Write out all of the entries exactly as given.

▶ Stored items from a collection

◆ ◆ ◆ ◆ ◆

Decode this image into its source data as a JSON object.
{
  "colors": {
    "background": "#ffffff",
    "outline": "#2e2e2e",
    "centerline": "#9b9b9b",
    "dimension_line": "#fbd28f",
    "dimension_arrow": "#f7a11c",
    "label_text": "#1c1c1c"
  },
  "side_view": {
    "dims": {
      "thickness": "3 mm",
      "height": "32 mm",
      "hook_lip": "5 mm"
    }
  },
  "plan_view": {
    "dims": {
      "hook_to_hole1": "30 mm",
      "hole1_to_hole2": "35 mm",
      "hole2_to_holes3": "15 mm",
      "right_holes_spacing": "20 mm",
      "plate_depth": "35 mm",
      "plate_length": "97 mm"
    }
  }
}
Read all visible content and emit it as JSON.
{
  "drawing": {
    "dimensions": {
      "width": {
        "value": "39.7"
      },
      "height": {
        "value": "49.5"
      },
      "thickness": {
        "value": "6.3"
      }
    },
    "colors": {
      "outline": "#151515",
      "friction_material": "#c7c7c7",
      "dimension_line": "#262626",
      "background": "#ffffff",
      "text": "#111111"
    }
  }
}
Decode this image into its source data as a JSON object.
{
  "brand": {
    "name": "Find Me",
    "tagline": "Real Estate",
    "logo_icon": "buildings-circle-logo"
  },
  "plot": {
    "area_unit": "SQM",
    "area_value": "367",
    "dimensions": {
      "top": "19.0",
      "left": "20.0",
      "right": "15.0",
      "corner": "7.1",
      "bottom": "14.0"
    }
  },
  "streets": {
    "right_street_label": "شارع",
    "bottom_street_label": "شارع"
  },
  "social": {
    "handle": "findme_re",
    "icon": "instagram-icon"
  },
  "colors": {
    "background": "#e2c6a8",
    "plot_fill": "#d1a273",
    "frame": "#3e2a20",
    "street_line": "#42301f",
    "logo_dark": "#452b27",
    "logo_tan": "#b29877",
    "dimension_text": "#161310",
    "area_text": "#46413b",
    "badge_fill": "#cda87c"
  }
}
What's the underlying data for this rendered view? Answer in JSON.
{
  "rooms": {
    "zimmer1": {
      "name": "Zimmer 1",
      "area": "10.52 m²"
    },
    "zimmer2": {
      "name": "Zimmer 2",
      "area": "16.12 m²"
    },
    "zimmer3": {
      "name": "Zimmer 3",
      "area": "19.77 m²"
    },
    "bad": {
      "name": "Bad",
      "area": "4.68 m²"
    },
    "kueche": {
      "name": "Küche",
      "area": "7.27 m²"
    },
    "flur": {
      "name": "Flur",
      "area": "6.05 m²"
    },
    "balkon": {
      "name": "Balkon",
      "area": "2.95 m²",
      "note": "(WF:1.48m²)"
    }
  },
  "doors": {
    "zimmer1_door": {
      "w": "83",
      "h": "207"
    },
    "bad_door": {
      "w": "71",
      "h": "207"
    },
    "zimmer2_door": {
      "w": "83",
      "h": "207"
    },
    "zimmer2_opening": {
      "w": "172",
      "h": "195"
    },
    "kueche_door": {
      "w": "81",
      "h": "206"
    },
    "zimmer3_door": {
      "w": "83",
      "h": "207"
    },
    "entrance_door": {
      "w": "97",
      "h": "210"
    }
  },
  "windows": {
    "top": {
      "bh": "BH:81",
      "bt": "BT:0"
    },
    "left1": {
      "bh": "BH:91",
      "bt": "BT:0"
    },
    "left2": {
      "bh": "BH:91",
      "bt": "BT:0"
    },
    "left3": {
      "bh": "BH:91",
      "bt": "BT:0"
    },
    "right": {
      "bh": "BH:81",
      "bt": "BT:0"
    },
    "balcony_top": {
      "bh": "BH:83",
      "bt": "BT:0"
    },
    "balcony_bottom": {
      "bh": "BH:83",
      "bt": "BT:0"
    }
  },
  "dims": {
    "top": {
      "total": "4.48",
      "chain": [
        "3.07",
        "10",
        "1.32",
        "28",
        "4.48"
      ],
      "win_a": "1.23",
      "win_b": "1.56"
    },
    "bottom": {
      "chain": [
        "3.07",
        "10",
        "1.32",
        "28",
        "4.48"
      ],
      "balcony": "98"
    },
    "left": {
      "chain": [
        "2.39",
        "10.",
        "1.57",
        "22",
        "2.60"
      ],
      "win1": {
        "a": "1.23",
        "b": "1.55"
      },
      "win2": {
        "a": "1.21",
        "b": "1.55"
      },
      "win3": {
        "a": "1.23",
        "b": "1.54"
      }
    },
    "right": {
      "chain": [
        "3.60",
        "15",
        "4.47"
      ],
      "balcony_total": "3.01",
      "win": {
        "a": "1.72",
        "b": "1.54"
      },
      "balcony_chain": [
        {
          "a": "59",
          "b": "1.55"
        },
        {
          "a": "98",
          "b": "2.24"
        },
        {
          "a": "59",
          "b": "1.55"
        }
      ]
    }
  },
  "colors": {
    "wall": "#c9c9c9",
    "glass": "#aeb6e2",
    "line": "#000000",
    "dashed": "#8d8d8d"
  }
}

◆ ◆ ◆ ◆ ◆

▶ EXERCISE OUTPUT
Decode this image into its source data as a JSON object.
{
  "colors": {
    "background": "#ffffff",
    "outline": "#2e2e2e",
    "centerline": "#9b9b9b",
    "dimension_line": "#fbd28f",
    "dimension_arrow": "#f7a11c",
    "label_text": "#1c1c1c"
  },
  "side_view": {
    "dims": {
      "thickness": "3 mm",
      "height": "32 mm",
      "hook_lip": "5 mm"
    }
  },
  "plan_view": {
    "dims": {
      "hook_to_hole1": "30 mm",
      "hole1_to_hole2": "35 mm",
      "hole2_to_holes3": "15 mm",
      "right_holes_spacing": "20 mm",
      "plate_depth": "35 mm",
      "plate_length": "97 mm"
    }
  }
}
Read all visible content and emit it as JSON.
{
  "drawing": {
    "dimensions": {
      "width": {
        "value": "39.7"
      },
      "height": {
        "value": "49.5"
      },
      "thickness": {
        "value": "6.3"
      }
    },
    "colors": {
      "outline": "#151515",
      "friction_material": "#c7c7c7",
      "dimension_line": "#262626",
      "background": "#ffffff",
      "text": "#111111"
    }
  }
}
Decode this image into its source data as a JSON object.
{
  "brand": {
    "name": "Find Me",
    "tagline": "Real Estate",
    "logo_icon": "buildings-circle-logo"
  },
  "plot": {
    "area_unit": "SQM",
    "area_value": "367",
    "dimensions": {
      "top": "19.0",
      "left": "20.0",
      "right": "15.0",
      "corner": "7.1",
      "bottom": "14.0"
    }
  },
  "streets": {
    "right_street_label": "شارع",
    "bottom_street_label": "شارع"
  },
  "social": {
    "handle": "findme_re",
    "icon": "instagram-icon"
  },
  "colors": {
    "background": "#e2c6a8",
    "plot_fill": "#d1a273",
    "frame": "#3e2a20",
    "street_line": "#42301f",
    "logo_dark": "#452b27",
    "logo_tan": "#b29877",
    "dimension_text": "#161310",
    "area_text": "#46413b",
    "badge_fill": "#cda87c"
  }
}
What's the underlying data for this rendered view? Answer in JSON.
{
  "rooms": {
    "zimmer1": {
      "name": "Zimmer 1",
      "area": "10.52 m²"
    },
    "zimmer2": {
      "name": "Zimmer 2",
      "area": "16.12 m²"
    },
    "zimmer3": {
      "name": "Zimmer 3",
      "area": "19.77 m²"
    },
    "bad": {
      "name": "Bad",
      "area": "4.68 m²"
    },
    "kueche": {
      "name": "Küche",
      "area": "7.27 m²"
    },
    "flur": {
      "name": "Flur",
      "area": "6.05 m²"
    },
    "balkon": {
      "name": "Balkon",
      "area": "2.95 m²",
      "note": "(WF:1.48m²)"
    }
  },
  "doors": {
    "zimmer1_door": {
      "w": "83",
      "h": "207"
    },
    "bad_door": {
      "w": "71",
      "h": "207"
    },
    "zimmer2_door": {
      "w": "83",
      "h": "207"
    },
    "zimmer2_opening": {
      "w": "172",
      "h": "195"
    },
    "kueche_door": {
      "w": "81",
      "h": "206"
    },
    "zimmer3_door": {
      "w": "83",
      "h": "207"
    },
    "entrance_door": {
      "w": "97",
      "h": "210"
    }
  },
  "windows": {
    "top": {
      "bh": "BH:81",
      "bt": "BT:0"
    },
    "left1": {
      "bh": "BH:91",
      "bt": "BT:0"
    },
    "left2": {
      "bh": "BH:91",
      "bt": "BT:0"
    },
    "left3": {
      "bh": "BH:91",
      "bt": "BT:0"
    },
    "right": {
      "bh": "BH:81",
      "bt": "BT:0"
    },
    "balcony_top": {
      "bh": "BH:83",
      "bt": "BT:0"
    },
    "balcony_bottom": {
      "bh": "BH:83",
      "bt": "BT:0"
    }
  },
  "dims": {
    "top": {
      "total": "4.48",
      "chain": [
        "3.07",
        "10",
        "1.32",
        "28",
        "4.48"
      ],
      "win_a": "1.23",
      "win_b": "1.56"
    },
    "bottom": {
      "chain": [
        "3.07",
        "10",
        "1.32",
        "28",
        "4.48"
      ],
      "balcony": "98"
    },
    "left": {
      "chain": [
        "2.39",
        "10.",
        "1.57",
        "22",
        "2.60"
      ],
      "win1": {
        "a": "1.23",
        "b": "1.55"
      },
      "win2": {
        "a": "1.21",
        "b": "1.55"
      },
      "win3": {
        "a": "1.23",
        "b": "1.54"
      }
    },
    "right": {
      "chain": [
        "3.60",
        "15",
        "4.47"
      ],
      "balcony_total": "3.01",
      "win": {
        "a": "1.72",
        "b": "1.54"
      },
      "balcony_chain": [
        {
          "a": "59",
          "b": "1.55"
        },
        {
          "a": "98",
          "b": "2.24"
        },
        {
          "a": "59",
          "b": "1.55"
        }
      ]
    }
  },
  "colors": {
    "wall": "#c9c9c9",
    "glass": "#aeb6e2",
    "line": "#000000",
    "dashed": "#8d8d8d"
  }
}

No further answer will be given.